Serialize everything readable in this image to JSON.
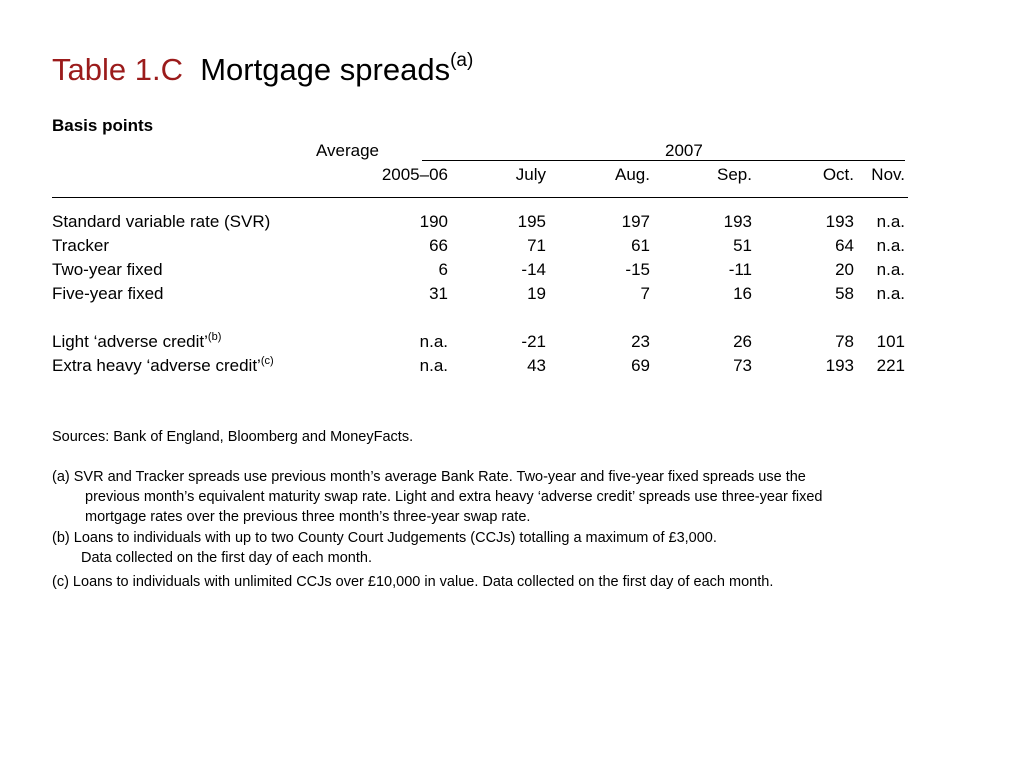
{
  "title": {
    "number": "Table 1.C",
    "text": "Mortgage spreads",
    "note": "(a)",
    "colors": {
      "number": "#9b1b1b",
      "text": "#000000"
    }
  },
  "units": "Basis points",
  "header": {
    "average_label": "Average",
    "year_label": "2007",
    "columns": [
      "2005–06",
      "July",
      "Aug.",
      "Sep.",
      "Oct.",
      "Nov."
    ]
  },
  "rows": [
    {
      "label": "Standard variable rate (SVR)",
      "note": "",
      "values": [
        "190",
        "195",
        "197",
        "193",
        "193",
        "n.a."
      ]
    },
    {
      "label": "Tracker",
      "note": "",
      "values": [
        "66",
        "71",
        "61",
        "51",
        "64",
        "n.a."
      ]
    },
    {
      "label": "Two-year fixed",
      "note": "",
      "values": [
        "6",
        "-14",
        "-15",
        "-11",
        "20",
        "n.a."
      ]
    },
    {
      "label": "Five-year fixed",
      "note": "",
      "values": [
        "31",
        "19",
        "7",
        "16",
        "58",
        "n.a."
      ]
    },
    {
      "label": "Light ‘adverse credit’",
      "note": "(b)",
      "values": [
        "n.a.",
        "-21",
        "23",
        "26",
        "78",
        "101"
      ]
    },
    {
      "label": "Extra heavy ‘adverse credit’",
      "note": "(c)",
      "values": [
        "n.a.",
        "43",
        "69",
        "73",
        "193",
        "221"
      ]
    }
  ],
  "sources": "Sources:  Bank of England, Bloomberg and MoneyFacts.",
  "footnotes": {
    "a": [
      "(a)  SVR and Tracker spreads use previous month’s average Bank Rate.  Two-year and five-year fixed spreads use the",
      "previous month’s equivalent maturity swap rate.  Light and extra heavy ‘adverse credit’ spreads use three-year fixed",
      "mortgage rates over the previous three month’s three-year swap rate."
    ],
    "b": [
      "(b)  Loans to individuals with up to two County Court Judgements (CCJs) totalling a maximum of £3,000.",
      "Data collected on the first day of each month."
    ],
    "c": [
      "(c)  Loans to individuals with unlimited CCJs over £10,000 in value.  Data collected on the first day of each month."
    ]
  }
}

· · · · · · ·

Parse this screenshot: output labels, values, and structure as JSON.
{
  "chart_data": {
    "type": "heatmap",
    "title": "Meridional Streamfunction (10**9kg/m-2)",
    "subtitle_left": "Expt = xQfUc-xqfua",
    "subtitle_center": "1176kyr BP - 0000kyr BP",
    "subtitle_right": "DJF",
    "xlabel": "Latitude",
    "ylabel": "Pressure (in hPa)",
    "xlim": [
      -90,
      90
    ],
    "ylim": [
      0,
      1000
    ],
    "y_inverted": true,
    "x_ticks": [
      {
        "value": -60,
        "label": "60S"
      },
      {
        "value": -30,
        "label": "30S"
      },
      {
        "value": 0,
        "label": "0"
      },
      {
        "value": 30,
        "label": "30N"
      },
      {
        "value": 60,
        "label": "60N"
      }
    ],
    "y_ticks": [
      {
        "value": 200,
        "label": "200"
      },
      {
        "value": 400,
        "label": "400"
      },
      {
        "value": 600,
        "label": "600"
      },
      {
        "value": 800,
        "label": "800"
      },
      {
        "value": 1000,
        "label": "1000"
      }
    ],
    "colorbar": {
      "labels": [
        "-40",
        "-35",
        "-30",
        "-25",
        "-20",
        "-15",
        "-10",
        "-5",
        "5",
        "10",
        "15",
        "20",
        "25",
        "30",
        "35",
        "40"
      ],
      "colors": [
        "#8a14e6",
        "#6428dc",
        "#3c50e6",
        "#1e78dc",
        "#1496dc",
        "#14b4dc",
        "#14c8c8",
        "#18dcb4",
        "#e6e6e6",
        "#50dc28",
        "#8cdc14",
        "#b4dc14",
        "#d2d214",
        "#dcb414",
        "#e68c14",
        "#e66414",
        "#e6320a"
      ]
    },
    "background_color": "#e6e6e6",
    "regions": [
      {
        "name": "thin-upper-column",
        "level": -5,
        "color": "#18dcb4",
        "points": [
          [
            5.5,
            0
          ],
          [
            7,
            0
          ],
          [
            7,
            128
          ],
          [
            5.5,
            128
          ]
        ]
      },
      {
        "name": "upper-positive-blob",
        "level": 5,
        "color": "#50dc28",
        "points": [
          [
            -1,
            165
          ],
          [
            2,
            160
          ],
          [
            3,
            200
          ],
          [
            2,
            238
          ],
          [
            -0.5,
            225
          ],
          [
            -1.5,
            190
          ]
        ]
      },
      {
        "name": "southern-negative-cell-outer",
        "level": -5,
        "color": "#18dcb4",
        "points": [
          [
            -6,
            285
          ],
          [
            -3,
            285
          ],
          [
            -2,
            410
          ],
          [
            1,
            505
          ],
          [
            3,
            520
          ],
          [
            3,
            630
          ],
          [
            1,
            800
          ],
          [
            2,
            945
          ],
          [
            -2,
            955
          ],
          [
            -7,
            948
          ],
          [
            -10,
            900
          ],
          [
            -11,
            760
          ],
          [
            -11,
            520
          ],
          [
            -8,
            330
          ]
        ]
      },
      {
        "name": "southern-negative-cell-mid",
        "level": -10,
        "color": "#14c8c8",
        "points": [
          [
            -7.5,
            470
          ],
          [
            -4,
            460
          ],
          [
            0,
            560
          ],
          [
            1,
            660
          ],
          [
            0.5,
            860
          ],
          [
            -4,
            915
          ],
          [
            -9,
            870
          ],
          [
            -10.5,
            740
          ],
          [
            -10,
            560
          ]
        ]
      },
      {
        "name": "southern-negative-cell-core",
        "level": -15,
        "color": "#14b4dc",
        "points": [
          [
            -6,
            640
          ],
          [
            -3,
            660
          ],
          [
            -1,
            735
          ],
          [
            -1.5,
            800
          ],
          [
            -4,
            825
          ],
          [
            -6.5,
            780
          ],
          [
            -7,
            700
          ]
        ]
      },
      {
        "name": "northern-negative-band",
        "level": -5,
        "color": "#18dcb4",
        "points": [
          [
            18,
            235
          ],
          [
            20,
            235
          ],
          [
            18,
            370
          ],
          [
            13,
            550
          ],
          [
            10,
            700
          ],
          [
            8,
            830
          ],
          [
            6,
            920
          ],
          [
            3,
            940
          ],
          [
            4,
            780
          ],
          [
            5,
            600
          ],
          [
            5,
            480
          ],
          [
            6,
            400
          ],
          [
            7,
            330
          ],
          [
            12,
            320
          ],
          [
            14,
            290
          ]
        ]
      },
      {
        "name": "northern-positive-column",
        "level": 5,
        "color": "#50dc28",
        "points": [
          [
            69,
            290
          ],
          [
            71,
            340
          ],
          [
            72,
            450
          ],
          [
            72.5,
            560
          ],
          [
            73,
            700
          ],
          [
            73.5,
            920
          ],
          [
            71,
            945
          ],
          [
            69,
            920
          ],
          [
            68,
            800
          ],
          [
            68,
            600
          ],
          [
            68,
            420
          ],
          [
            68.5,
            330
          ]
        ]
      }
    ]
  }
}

· · · · · · ·

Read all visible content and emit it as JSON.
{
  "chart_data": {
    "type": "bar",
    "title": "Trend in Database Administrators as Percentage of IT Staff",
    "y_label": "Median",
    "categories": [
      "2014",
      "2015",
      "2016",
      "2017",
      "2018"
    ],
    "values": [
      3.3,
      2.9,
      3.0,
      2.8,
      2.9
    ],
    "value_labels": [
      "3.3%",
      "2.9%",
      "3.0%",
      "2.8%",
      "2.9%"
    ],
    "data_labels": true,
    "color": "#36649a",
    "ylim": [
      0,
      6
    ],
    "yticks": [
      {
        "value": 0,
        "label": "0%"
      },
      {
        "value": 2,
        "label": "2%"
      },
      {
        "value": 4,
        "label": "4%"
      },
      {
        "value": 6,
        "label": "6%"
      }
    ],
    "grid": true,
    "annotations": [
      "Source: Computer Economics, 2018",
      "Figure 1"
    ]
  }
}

· · · · · · ·

◆ **Exercise directions**
Only the count is wanted: report how many lines of the material above hold the word "Loans".

◆ **Completed task**
2